_Set task_
Copy all of the material below exactly.

** Begin Extracted material **

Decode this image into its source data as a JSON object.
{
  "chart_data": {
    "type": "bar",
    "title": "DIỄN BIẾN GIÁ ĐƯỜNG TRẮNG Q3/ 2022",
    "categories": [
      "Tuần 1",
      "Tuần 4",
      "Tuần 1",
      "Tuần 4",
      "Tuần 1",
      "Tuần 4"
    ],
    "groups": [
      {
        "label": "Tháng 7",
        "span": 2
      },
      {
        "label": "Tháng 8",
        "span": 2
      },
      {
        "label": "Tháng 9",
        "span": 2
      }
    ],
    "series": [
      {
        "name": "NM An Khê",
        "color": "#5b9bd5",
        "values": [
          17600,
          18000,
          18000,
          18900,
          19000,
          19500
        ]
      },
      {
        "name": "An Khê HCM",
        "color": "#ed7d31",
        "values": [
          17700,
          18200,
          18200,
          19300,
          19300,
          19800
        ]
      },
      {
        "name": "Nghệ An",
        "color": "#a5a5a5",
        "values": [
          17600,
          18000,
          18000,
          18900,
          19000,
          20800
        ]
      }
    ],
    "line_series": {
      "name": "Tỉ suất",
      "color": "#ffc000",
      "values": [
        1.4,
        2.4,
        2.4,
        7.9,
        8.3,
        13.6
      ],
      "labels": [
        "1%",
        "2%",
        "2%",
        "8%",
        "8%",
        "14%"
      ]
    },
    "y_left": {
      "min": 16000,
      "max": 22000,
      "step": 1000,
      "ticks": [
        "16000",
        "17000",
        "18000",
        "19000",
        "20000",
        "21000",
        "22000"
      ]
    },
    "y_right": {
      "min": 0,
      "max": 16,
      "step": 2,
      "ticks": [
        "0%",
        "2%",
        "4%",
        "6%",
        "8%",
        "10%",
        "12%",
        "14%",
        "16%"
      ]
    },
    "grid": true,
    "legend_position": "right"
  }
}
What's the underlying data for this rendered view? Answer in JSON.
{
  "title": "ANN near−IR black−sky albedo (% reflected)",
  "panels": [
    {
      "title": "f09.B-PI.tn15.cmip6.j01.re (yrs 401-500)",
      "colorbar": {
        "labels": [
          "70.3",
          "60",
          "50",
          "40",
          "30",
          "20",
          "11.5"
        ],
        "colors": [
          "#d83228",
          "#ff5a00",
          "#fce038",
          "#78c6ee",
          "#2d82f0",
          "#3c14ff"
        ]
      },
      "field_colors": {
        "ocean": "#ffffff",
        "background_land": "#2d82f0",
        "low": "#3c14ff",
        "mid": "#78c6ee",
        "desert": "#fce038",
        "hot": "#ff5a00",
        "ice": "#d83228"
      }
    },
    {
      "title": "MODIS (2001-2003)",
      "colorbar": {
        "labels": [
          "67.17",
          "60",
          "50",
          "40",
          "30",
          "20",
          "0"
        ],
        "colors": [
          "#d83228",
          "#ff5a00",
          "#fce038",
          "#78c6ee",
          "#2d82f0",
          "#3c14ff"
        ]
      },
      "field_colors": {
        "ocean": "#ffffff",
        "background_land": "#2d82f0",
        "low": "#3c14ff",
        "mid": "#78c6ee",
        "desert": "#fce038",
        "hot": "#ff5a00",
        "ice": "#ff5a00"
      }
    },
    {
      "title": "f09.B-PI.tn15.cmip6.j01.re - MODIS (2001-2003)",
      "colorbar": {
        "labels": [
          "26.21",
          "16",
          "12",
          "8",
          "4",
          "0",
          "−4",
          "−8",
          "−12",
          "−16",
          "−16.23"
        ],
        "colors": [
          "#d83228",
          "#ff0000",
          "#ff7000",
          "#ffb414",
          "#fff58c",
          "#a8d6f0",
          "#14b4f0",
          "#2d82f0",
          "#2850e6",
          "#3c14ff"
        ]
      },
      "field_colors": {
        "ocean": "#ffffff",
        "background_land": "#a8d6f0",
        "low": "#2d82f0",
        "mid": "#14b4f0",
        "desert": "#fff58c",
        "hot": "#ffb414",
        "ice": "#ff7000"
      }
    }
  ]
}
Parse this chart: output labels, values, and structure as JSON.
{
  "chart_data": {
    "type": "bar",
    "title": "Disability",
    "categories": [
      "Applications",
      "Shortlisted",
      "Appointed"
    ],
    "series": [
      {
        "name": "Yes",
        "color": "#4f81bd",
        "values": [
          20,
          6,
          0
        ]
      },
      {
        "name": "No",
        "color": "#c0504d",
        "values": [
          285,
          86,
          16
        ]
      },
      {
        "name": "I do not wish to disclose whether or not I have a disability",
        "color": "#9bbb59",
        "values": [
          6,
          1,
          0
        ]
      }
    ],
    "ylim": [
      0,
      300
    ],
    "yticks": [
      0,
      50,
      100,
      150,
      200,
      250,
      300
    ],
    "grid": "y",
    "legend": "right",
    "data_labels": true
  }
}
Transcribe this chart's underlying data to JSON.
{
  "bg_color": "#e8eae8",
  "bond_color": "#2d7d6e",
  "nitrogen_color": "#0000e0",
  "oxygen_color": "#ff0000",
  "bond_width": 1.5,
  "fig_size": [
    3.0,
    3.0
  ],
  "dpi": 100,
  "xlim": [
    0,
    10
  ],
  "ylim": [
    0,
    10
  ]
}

** End Extracted material **

_Answer_
Decode this image into its source data as a JSON object.
{
  "chart_data": {
    "type": "bar",
    "title": "DIỄN BIẾN GIÁ ĐƯỜNG TRẮNG Q3/ 2022",
    "categories": [
      "Tuần 1",
      "Tuần 4",
      "Tuần 1",
      "Tuần 4",
      "Tuần 1",
      "Tuần 4"
    ],
    "groups": [
      {
        "label": "Tháng 7",
        "span": 2
      },
      {
        "label": "Tháng 8",
        "span": 2
      },
      {
        "label": "Tháng 9",
        "span": 2
      }
    ],
    "series": [
      {
        "name": "NM An Khê",
        "color": "#5b9bd5",
        "values": [
          17600,
          18000,
          18000,
          18900,
          19000,
          19500
        ]
      },
      {
        "name": "An Khê HCM",
        "color": "#ed7d31",
        "values": [
          17700,
          18200,
          18200,
          19300,
          19300,
          19800
        ]
      },
      {
        "name": "Nghệ An",
        "color": "#a5a5a5",
        "values": [
          17600,
          18000,
          18000,
          18900,
          19000,
          20800
        ]
      }
    ],
    "line_series": {
      "name": "Tỉ suất",
      "color": "#ffc000",
      "values": [
        1.4,
        2.4,
        2.4,
        7.9,
        8.3,
        13.6
      ],
      "labels": [
        "1%",
        "2%",
        "2%",
        "8%",
        "8%",
        "14%"
      ]
    },
    "y_left": {
      "min": 16000,
      "max": 22000,
      "step": 1000,
      "ticks": [
        "16000",
        "17000",
        "18000",
        "19000",
        "20000",
        "21000",
        "22000"
      ]
    },
    "y_right": {
      "min": 0,
      "max": 16,
      "step": 2,
      "ticks": [
        "0%",
        "2%",
        "4%",
        "6%",
        "8%",
        "10%",
        "12%",
        "14%",
        "16%"
      ]
    },
    "grid": true,
    "legend_position": "right"
  }
}
What's the underlying data for this rendered view? Answer in JSON.
{
  "title": "ANN near−IR black−sky albedo (% reflected)",
  "panels": [
    {
      "title": "f09.B-PI.tn15.cmip6.j01.re (yrs 401-500)",
      "colorbar": {
        "labels": [
          "70.3",
          "60",
          "50",
          "40",
          "30",
          "20",
          "11.5"
        ],
        "colors": [
          "#d83228",
          "#ff5a00",
          "#fce038",
          "#78c6ee",
          "#2d82f0",
          "#3c14ff"
        ]
      },
      "field_colors": {
        "ocean": "#ffffff",
        "background_land": "#2d82f0",
        "low": "#3c14ff",
        "mid": "#78c6ee",
        "desert": "#fce038",
        "hot": "#ff5a00",
        "ice": "#d83228"
      }
    },
    {
      "title": "MODIS (2001-2003)",
      "colorbar": {
        "labels": [
          "67.17",
          "60",
          "50",
          "40",
          "30",
          "20",
          "0"
        ],
        "colors": [
          "#d83228",
          "#ff5a00",
          "#fce038",
          "#78c6ee",
          "#2d82f0",
          "#3c14ff"
        ]
      },
      "field_colors": {
        "ocean": "#ffffff",
        "background_land": "#2d82f0",
        "low": "#3c14ff",
        "mid": "#78c6ee",
        "desert": "#fce038",
        "hot": "#ff5a00",
        "ice": "#ff5a00"
      }
    },
    {
      "title": "f09.B-PI.tn15.cmip6.j01.re - MODIS (2001-2003)",
      "colorbar": {
        "labels": [
          "26.21",
          "16",
          "12",
          "8",
          "4",
          "0",
          "−4",
          "−8",
          "−12",
          "−16",
          "−16.23"
        ],
        "colors": [
          "#d83228",
          "#ff0000",
          "#ff7000",
          "#ffb414",
          "#fff58c",
          "#a8d6f0",
          "#14b4f0",
          "#2d82f0",
          "#2850e6",
          "#3c14ff"
        ]
      },
      "field_colors": {
        "ocean": "#ffffff",
        "background_land": "#a8d6f0",
        "low": "#2d82f0",
        "mid": "#14b4f0",
        "desert": "#fff58c",
        "hot": "#ffb414",
        "ice": "#ff7000"
      }
    }
  ]
}
Parse this chart: output labels, values, and structure as JSON.
{
  "chart_data": {
    "type": "bar",
    "title": "Disability",
    "categories": [
      "Applications",
      "Shortlisted",
      "Appointed"
    ],
    "series": [
      {
        "name": "Yes",
        "color": "#4f81bd",
        "values": [
          20,
          6,
          0
        ]
      },
      {
        "name": "No",
        "color": "#c0504d",
        "values": [
          285,
          86,
          16
        ]
      },
      {
        "name": "I do not wish to disclose whether or not I have a disability",
        "color": "#9bbb59",
        "values": [
          6,
          1,
          0
        ]
      }
    ],
    "ylim": [
      0,
      300
    ],
    "yticks": [
      0,
      50,
      100,
      150,
      200,
      250,
      300
    ],
    "grid": "y",
    "legend": "right",
    "data_labels": true
  }
}
Transcribe this chart's underlying data to JSON.
{
  "bg_color": "#e8eae8",
  "bond_color": "#2d7d6e",
  "nitrogen_color": "#0000e0",
  "oxygen_color": "#ff0000",
  "bond_width": 1.5,
  "fig_size": [
    3.0,
    3.0
  ],
  "dpi": 100,
  "xlim": [
    0,
    10
  ],
  "ylim": [
    0,
    10
  ]
}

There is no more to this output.